§ **Objective**: Your copy of the material must match it exactly, except that pictures are dropped.

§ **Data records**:
+-------+

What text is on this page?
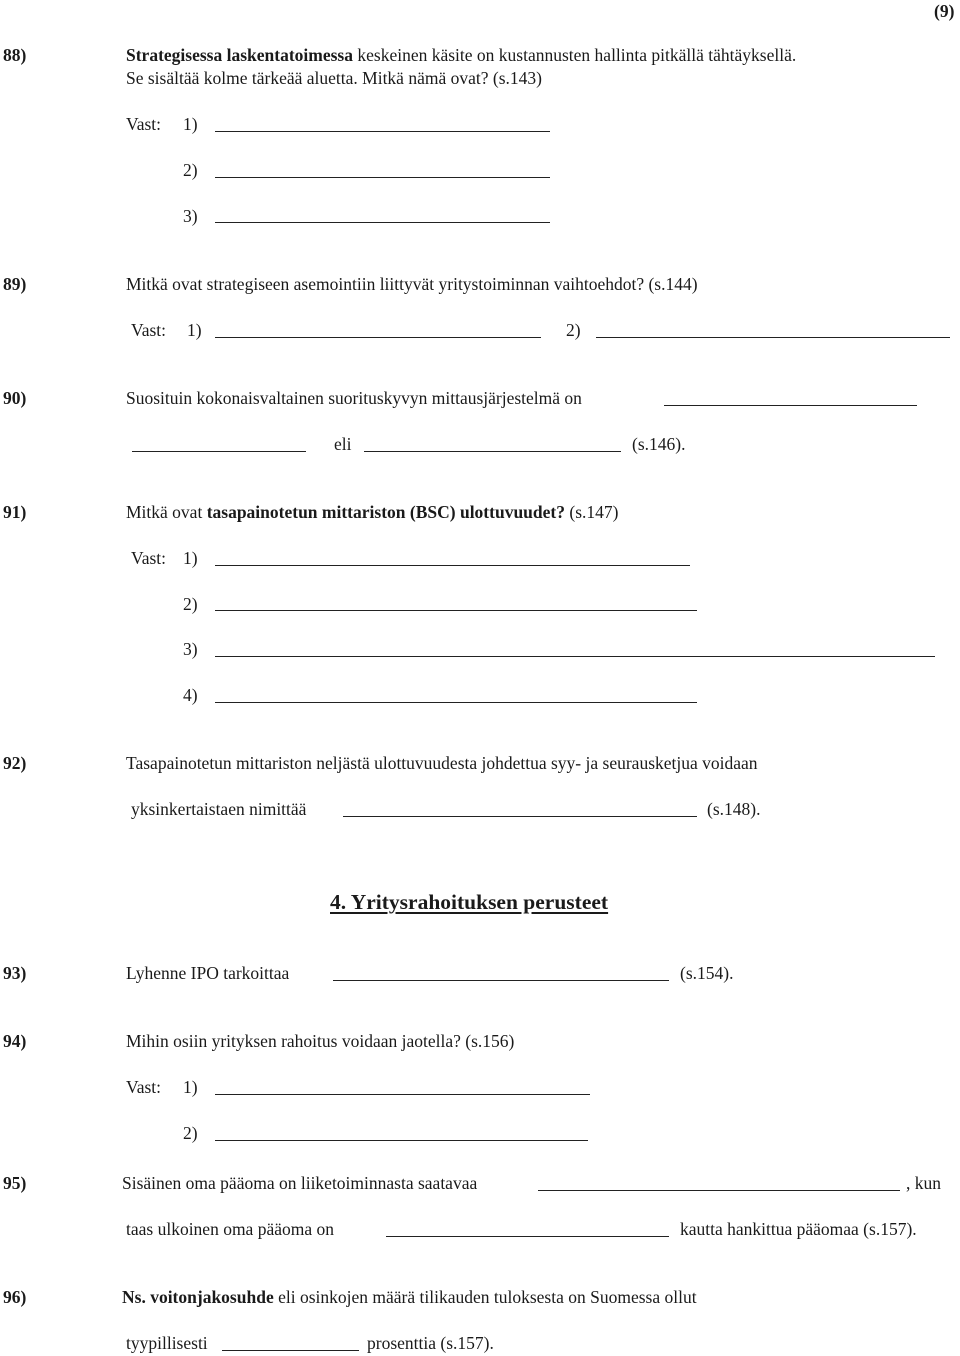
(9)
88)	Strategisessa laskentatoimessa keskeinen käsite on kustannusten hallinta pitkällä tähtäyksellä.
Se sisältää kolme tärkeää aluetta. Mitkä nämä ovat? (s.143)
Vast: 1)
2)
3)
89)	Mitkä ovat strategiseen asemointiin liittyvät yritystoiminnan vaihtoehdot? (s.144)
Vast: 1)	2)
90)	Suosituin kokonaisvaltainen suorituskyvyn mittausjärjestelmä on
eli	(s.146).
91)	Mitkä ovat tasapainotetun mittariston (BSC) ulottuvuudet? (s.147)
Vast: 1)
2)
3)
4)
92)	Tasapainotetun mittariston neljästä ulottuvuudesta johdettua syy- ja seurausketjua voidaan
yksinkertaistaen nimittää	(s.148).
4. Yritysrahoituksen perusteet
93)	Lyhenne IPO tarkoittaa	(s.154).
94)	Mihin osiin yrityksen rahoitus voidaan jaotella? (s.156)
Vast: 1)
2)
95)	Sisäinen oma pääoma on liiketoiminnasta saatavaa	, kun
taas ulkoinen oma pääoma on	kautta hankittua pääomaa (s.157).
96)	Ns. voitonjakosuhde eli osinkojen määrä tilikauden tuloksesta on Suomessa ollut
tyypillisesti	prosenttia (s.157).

+-------+

§ **Exercise output**:
What text is on this page?
(9)
88)	Strategisessa laskentatoimessa keskeinen käsite on kustannusten hallinta pitkällä tähtäyksellä.
Se sisältää kolme tärkeää aluetta. Mitkä nämä ovat? (s.143)
Vast: 1)
2)
3)
89)	Mitkä ovat strategiseen asemointiin liittyvät yritystoiminnan vaihtoehdot? (s.144)
Vast: 1)	2)
90)	Suosituin kokonaisvaltainen suorituskyvyn mittausjärjestelmä on
eli	(s.146).
91)	Mitkä ovat tasapainotetun mittariston (BSC) ulottuvuudet? (s.147)
Vast: 1)
2)
3)
4)
92)	Tasapainotetun mittariston neljästä ulottuvuudesta johdettua syy- ja seurausketjua voidaan
yksinkertaistaen nimittää	(s.148).
4. Yritysrahoituksen perusteet
93)	Lyhenne IPO tarkoittaa	(s.154).
94)	Mihin osiin yrityksen rahoitus voidaan jaotella? (s.156)
Vast: 1)
2)
95)	Sisäinen oma pääoma on liiketoiminnasta saatavaa	, kun
taas ulkoinen oma pääoma on	kautta hankittua pääomaa (s.157).
96)	Ns. voitonjakosuhde eli osinkojen määrä tilikauden tuloksesta on Suomessa ollut
tyypillisesti	prosenttia (s.157).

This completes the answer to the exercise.